* _WRITTEN INSTRUCTION_:
Look through the records that follow. Copy every line containing the word "کهگیلویه".

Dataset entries
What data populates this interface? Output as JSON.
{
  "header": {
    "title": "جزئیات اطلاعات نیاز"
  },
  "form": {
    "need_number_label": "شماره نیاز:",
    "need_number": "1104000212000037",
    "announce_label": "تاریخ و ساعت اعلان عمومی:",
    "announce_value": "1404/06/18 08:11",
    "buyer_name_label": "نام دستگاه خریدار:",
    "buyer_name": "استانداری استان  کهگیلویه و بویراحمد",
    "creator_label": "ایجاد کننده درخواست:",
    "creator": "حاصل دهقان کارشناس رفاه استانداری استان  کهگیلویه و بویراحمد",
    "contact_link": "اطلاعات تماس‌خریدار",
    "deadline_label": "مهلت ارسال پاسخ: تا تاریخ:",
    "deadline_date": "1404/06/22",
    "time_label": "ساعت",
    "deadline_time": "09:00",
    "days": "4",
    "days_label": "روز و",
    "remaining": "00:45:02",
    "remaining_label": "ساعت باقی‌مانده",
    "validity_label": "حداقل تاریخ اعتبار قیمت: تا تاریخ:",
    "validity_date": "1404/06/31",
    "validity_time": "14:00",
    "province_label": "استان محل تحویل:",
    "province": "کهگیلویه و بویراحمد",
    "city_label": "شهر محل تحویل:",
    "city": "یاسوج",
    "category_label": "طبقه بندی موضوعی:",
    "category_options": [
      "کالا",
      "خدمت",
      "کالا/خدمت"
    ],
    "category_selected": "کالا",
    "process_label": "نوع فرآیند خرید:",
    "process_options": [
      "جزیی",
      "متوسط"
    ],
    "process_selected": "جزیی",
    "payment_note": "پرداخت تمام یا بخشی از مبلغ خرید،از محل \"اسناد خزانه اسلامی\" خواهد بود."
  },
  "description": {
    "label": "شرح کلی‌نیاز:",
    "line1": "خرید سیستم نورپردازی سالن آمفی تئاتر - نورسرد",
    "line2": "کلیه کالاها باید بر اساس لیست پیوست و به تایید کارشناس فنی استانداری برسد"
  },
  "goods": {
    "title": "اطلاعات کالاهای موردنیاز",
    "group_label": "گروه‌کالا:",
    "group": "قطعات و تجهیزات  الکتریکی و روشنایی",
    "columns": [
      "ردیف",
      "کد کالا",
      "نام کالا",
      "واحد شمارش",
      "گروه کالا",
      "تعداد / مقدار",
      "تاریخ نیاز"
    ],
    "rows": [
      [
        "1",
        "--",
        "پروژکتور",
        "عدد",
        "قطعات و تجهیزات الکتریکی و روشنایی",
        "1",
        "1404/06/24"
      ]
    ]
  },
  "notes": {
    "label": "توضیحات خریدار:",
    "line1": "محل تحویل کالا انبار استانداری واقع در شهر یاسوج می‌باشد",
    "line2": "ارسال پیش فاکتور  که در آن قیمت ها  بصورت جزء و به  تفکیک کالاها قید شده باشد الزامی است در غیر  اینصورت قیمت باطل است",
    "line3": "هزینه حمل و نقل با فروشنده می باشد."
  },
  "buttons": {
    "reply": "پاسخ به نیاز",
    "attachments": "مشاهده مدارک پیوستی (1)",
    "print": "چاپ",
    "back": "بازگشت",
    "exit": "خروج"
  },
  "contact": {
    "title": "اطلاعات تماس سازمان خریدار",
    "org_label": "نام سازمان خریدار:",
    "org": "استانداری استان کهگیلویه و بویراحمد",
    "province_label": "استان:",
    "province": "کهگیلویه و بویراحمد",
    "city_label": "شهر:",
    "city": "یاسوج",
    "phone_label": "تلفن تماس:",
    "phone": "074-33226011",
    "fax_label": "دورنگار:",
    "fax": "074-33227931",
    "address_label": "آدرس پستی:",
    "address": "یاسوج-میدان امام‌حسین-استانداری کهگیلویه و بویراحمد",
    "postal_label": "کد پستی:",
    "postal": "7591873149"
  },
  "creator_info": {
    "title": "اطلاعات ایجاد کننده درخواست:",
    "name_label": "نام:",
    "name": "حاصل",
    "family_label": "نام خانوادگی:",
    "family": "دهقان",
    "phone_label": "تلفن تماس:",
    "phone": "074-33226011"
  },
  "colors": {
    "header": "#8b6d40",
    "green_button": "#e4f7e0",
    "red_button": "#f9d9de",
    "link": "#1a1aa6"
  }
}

* _PROBLEM SOLUTION_:
    "buyer_name": "استانداری استان  کهگیلویه و بویراحمد",
    "creator": "حاصل دهقان کارشناس رفاه استانداری استان  کهگیلویه و بویراحمد",
    "province": "کهگیلویه و بویراحمد",
    "org": "استانداری استان کهگیلویه و بویراحمد",
    "province": "کهگیلویه و بویراحمد",
    "address": "یاسوج-میدان امام‌حسین-استانداری کهگیلویه و بویراحمد",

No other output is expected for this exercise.